● **EXERCISE DESCRIPTION**
Give only the number of lines that hold the word "value".

● **GIVEN DATA**
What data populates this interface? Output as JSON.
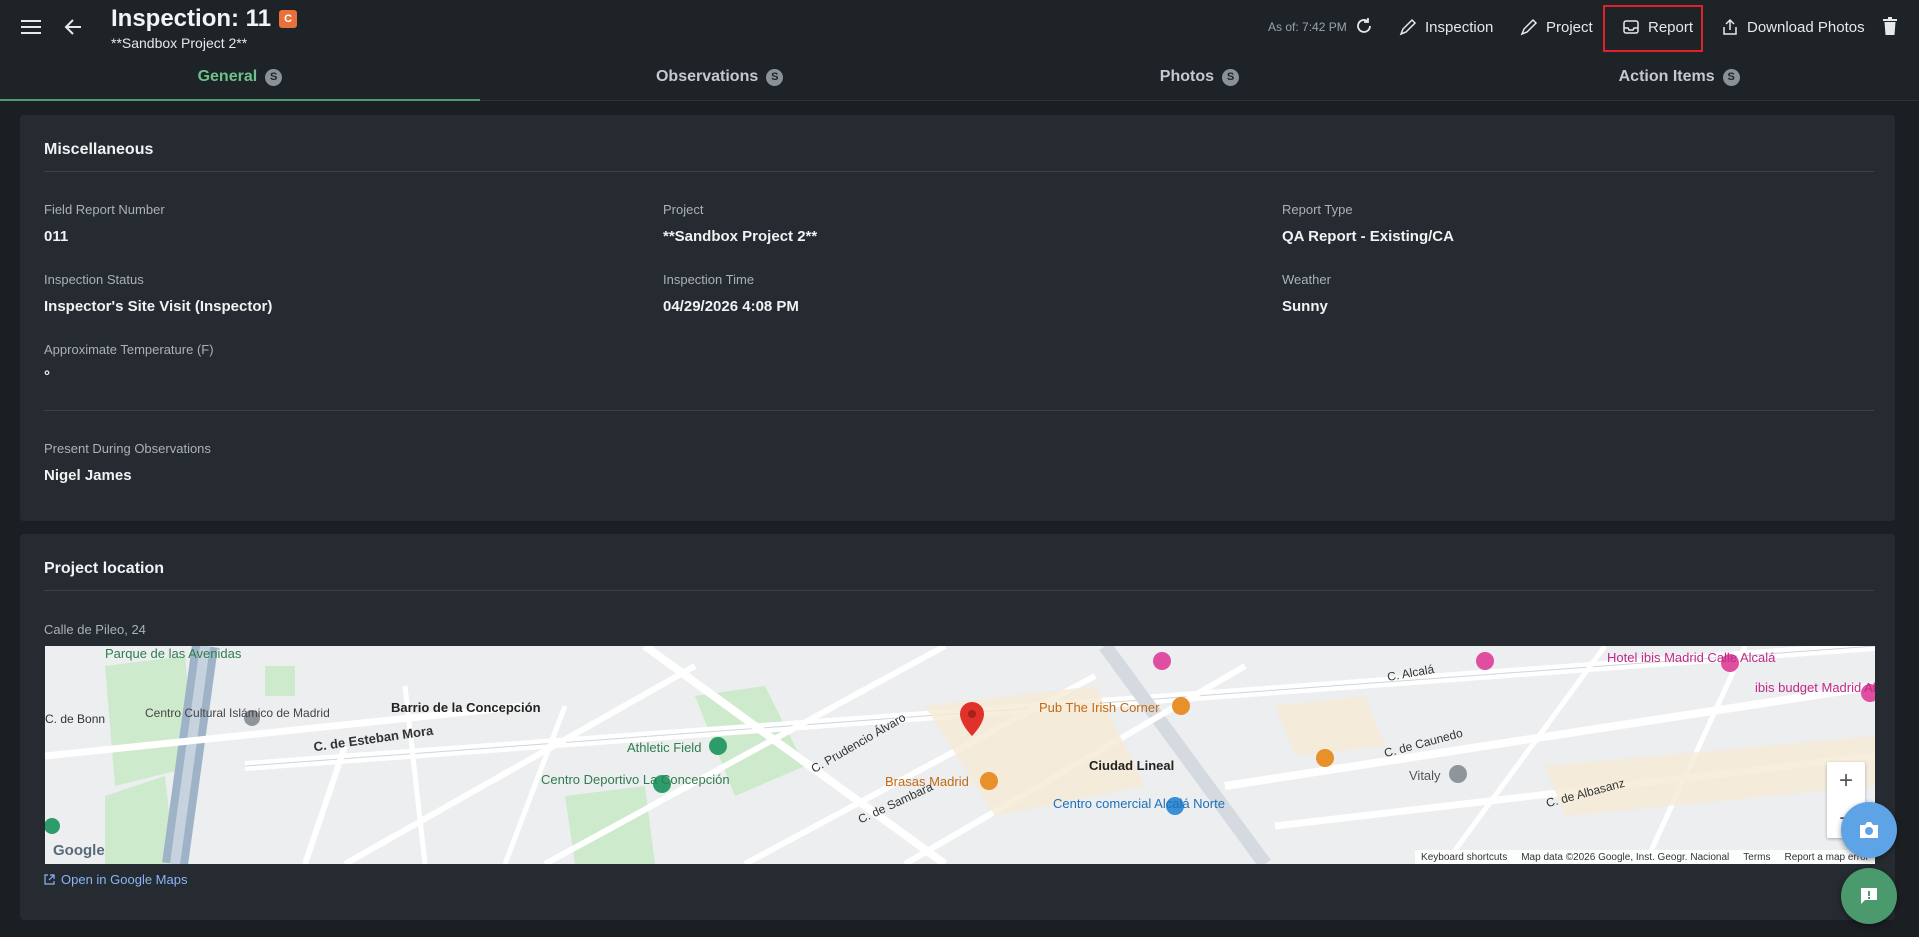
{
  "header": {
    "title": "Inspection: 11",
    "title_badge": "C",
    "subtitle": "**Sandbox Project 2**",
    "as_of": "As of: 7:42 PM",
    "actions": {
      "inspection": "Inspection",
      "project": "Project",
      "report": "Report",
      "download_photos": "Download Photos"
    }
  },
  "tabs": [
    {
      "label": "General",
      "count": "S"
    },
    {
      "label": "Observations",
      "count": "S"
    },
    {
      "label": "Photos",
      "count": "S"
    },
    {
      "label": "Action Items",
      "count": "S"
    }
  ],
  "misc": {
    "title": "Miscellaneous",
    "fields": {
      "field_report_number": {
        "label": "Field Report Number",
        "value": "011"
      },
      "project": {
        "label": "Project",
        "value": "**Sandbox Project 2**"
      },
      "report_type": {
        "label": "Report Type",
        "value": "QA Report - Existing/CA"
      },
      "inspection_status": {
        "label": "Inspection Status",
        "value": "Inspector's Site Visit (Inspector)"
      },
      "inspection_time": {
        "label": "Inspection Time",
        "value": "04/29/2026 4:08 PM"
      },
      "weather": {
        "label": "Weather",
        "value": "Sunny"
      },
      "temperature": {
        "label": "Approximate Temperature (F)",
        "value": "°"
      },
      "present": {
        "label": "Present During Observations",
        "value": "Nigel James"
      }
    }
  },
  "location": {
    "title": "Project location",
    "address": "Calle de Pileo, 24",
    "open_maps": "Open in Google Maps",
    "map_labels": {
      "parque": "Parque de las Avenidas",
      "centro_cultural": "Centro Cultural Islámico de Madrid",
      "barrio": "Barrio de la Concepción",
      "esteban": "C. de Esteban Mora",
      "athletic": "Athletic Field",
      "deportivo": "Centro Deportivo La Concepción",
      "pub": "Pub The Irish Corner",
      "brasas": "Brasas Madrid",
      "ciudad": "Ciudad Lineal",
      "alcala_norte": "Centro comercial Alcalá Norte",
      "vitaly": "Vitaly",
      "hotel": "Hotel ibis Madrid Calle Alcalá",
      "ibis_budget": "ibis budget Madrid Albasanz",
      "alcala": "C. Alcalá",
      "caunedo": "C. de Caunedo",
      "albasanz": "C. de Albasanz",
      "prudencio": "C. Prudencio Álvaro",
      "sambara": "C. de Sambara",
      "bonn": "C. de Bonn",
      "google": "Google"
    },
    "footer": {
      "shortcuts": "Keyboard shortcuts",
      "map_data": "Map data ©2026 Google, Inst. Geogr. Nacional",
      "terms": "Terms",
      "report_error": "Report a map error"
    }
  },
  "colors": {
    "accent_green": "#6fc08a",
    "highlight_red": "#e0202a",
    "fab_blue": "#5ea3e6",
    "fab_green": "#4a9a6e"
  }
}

● **FULL SOLUTION**
8